═════ Data ═════

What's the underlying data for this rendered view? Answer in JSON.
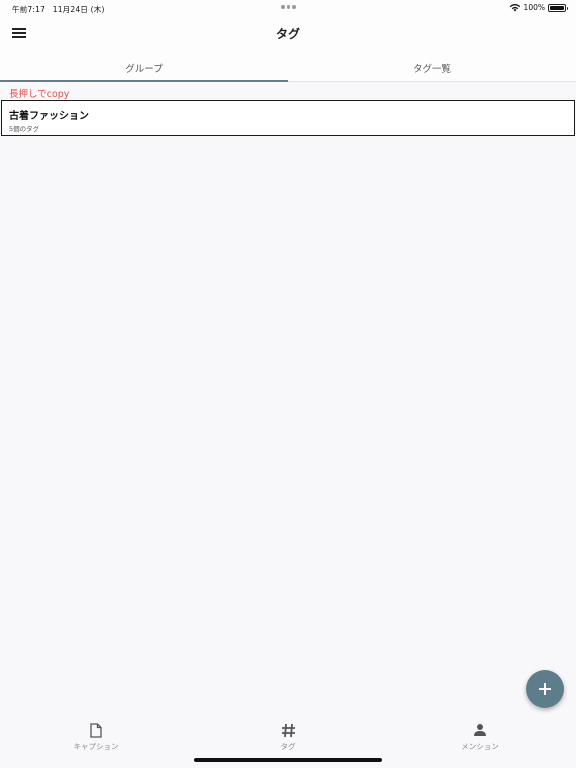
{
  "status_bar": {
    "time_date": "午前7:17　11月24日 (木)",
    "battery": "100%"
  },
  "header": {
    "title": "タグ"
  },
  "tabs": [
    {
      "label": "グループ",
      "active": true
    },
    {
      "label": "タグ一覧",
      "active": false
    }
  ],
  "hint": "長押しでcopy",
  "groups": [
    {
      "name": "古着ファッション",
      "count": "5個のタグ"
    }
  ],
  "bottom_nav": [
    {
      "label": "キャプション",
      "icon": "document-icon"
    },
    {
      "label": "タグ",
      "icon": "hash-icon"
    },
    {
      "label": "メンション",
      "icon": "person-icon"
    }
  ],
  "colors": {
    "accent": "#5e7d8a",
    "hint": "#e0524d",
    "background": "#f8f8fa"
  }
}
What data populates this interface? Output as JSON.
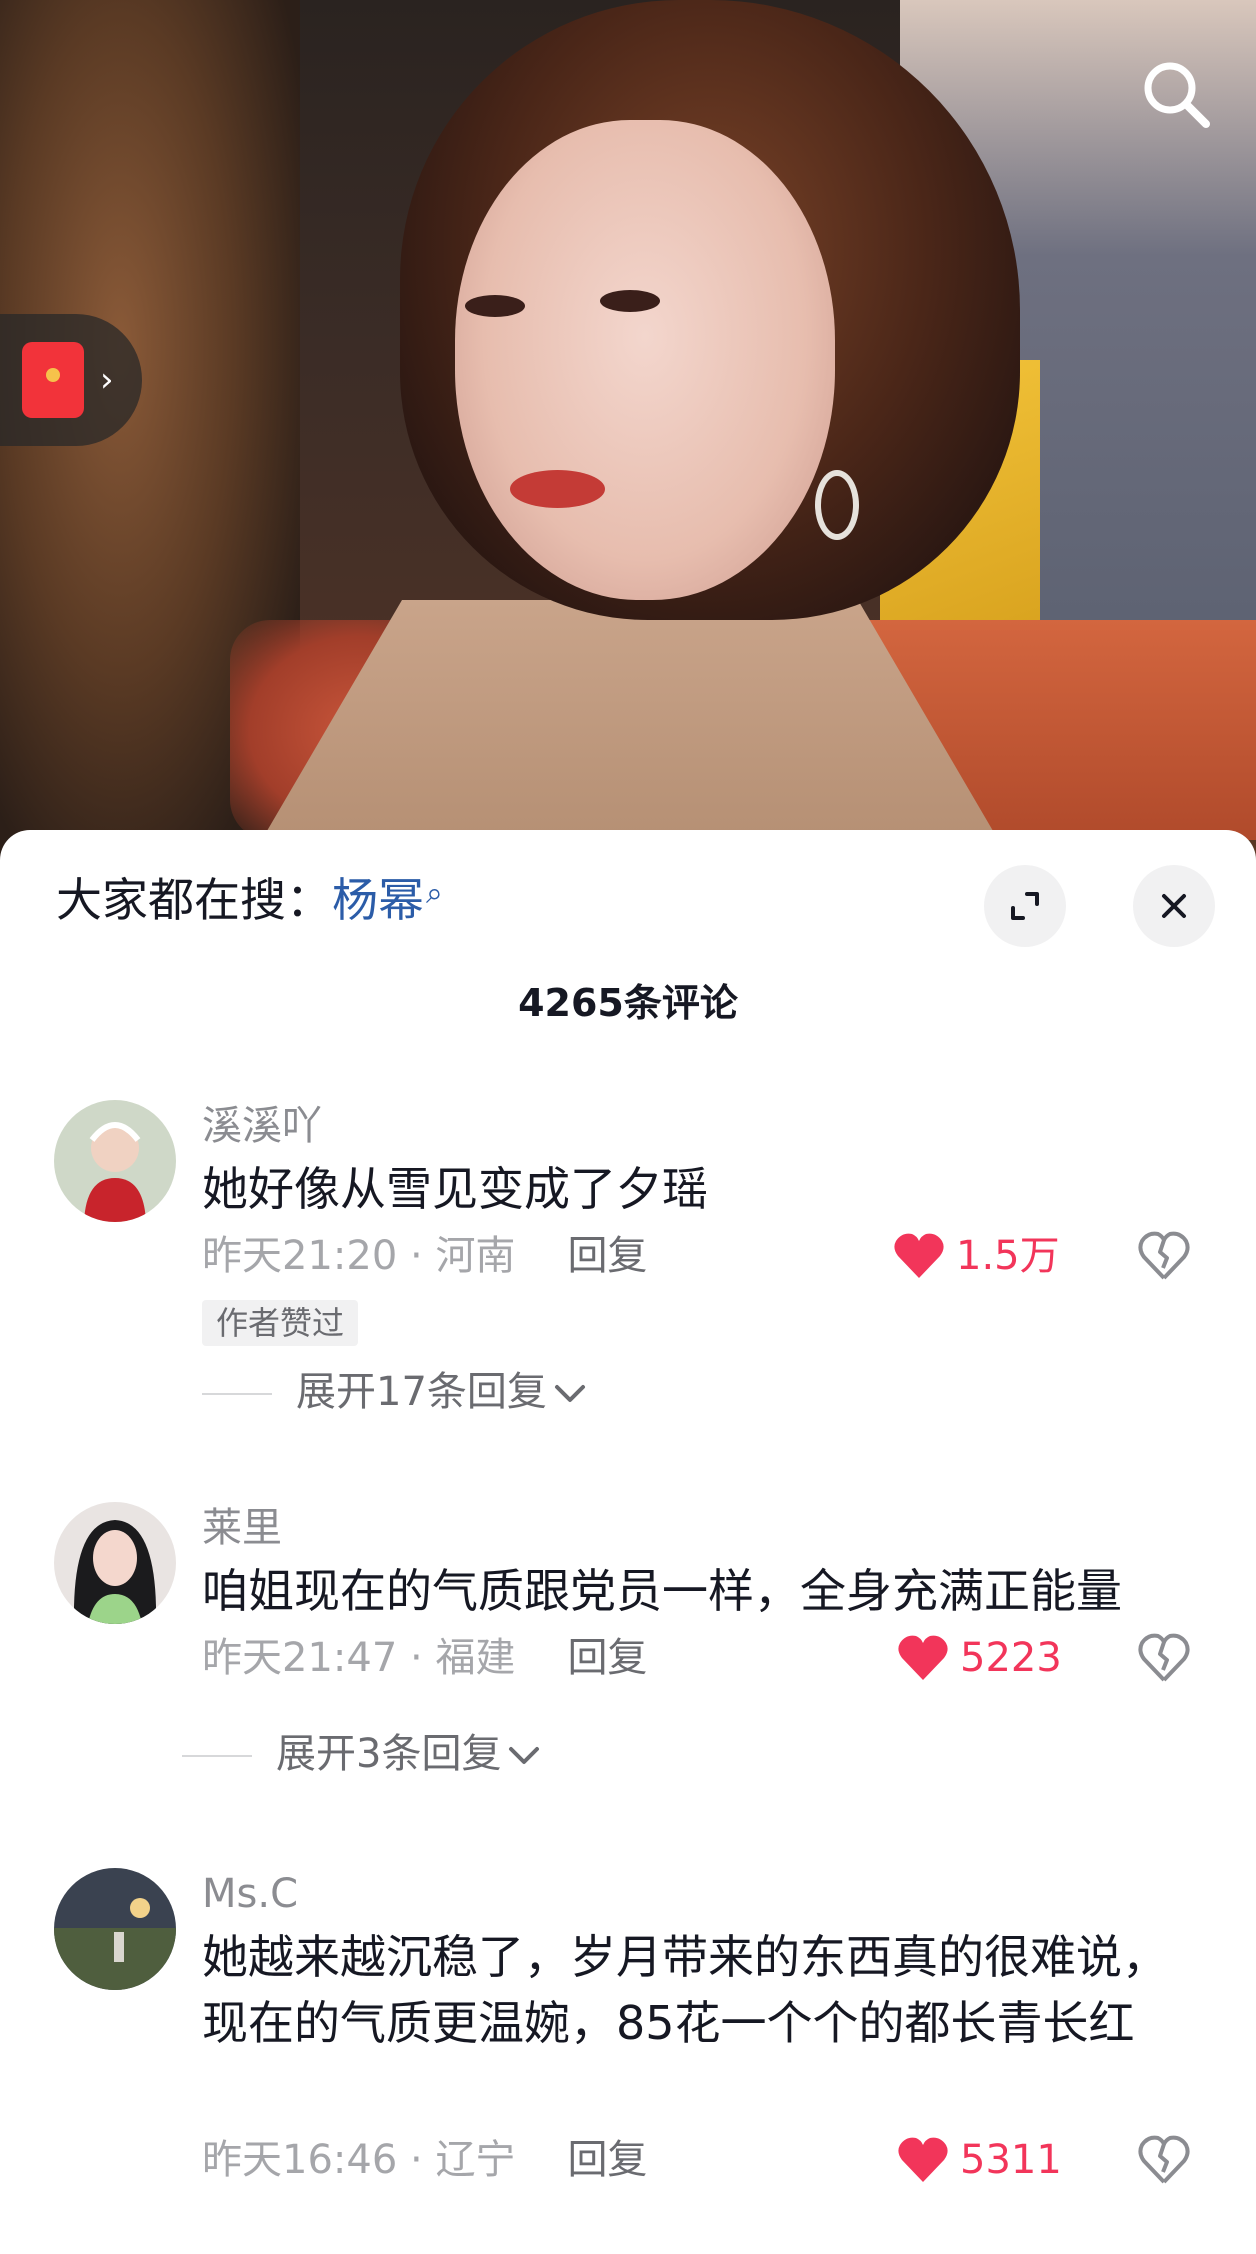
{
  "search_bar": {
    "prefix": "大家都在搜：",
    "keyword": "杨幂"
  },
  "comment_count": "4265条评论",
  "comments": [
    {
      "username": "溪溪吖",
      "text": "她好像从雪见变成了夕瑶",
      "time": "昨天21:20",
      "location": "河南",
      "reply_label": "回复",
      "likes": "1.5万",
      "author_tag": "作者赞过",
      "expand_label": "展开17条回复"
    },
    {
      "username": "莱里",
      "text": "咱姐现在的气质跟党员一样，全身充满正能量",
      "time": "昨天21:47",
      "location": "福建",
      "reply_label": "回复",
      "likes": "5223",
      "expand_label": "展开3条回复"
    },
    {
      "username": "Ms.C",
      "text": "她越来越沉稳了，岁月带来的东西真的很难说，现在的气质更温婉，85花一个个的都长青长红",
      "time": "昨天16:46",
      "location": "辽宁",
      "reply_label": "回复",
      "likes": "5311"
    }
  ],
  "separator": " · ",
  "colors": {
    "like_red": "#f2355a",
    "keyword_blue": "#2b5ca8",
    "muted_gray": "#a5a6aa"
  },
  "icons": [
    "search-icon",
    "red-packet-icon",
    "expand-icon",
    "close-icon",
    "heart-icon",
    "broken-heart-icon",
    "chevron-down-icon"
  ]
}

═════
═════ Data ═════

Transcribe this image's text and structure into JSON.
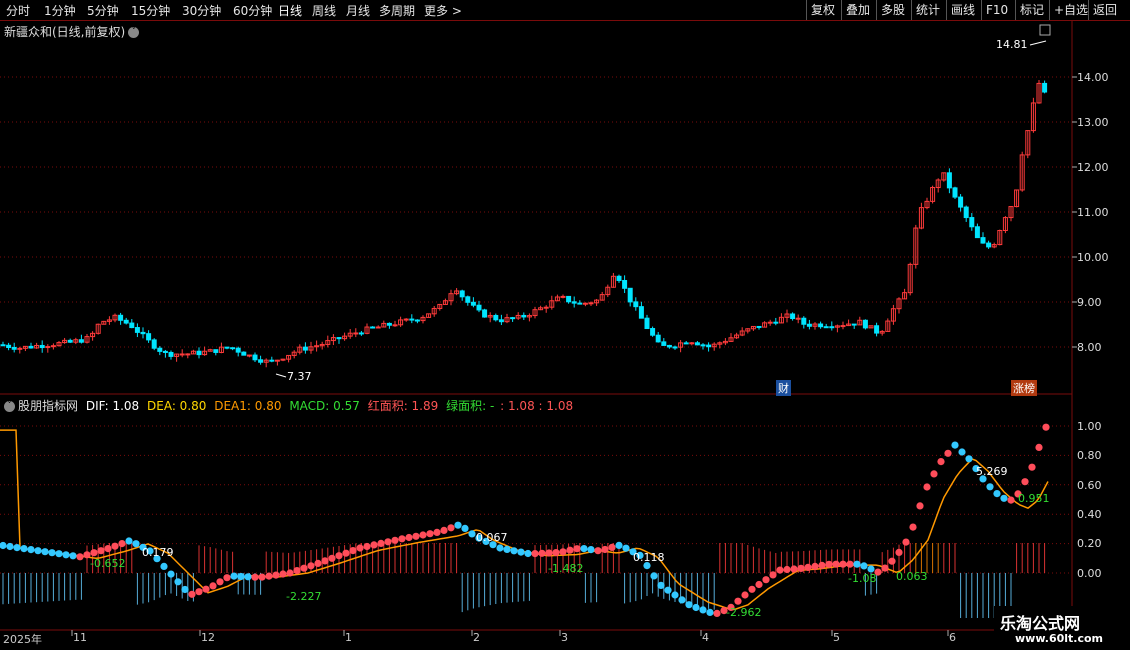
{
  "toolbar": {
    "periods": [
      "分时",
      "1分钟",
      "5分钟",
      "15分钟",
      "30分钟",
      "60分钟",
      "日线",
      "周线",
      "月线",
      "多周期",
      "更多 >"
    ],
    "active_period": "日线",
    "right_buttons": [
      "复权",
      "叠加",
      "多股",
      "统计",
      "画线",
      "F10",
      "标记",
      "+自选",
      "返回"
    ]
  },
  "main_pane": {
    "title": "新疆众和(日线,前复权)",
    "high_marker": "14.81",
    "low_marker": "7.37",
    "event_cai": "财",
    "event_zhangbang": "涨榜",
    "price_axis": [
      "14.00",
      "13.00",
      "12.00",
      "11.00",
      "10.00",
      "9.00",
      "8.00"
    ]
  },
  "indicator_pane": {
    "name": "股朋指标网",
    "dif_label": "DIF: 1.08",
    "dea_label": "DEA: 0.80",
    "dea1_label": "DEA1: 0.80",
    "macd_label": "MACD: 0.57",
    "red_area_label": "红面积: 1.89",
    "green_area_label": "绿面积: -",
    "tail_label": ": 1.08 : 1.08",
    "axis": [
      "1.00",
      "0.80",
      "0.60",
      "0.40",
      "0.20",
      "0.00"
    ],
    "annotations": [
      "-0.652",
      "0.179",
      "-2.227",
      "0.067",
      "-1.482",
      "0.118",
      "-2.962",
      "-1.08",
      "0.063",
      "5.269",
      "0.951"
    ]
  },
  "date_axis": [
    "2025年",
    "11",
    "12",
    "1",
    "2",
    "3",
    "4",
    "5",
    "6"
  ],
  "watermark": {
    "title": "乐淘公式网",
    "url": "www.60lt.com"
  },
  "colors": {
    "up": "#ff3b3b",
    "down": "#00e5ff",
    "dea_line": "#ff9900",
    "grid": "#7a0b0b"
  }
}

═════
═════ Data ═════

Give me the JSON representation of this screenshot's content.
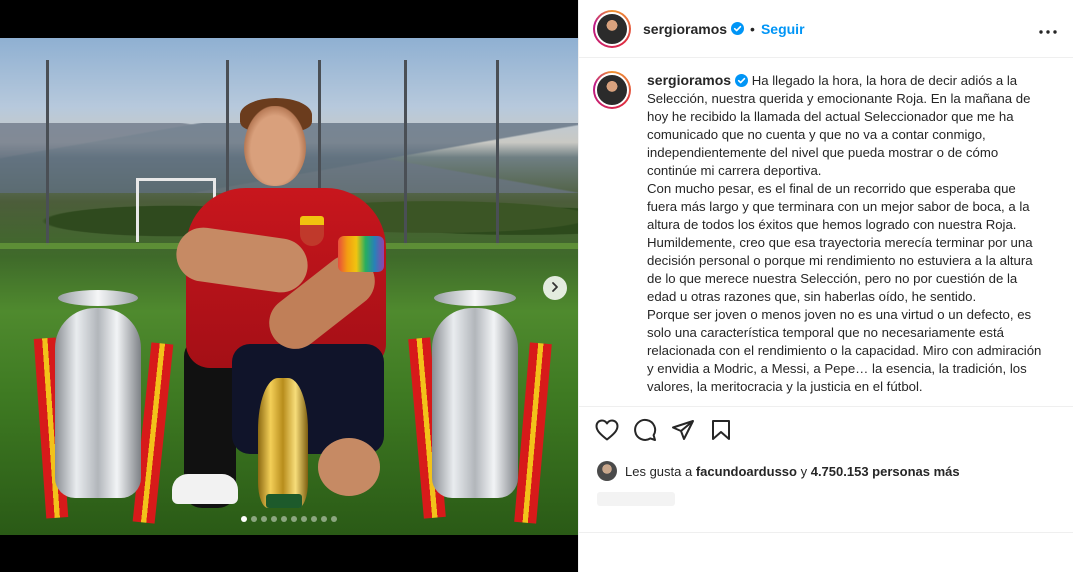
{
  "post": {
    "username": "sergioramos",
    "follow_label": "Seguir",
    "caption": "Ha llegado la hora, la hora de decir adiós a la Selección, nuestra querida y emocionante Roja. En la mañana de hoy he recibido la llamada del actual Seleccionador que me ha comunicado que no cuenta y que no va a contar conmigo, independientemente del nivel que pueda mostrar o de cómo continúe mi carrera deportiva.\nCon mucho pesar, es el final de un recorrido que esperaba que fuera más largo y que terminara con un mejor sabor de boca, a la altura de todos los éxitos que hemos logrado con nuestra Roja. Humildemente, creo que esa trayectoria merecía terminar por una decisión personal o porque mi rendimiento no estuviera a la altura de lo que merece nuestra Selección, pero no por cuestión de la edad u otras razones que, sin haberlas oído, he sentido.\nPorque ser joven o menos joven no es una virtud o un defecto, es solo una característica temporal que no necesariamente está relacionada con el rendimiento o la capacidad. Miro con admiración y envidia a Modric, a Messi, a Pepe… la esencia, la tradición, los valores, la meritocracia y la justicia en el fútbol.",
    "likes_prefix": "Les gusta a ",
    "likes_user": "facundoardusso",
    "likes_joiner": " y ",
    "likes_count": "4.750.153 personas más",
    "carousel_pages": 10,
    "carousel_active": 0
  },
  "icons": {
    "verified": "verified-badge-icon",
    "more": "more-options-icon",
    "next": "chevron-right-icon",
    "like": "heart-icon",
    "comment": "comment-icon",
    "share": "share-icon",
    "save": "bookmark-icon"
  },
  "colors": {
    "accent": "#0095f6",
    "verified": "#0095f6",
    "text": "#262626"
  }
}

═════

» Stated task: Return all lines containing the word "title".

» Reply:
    "title": "タグ"
    "title": "新疆众和(日线,前复权)",
    "title": "乐淘公式网",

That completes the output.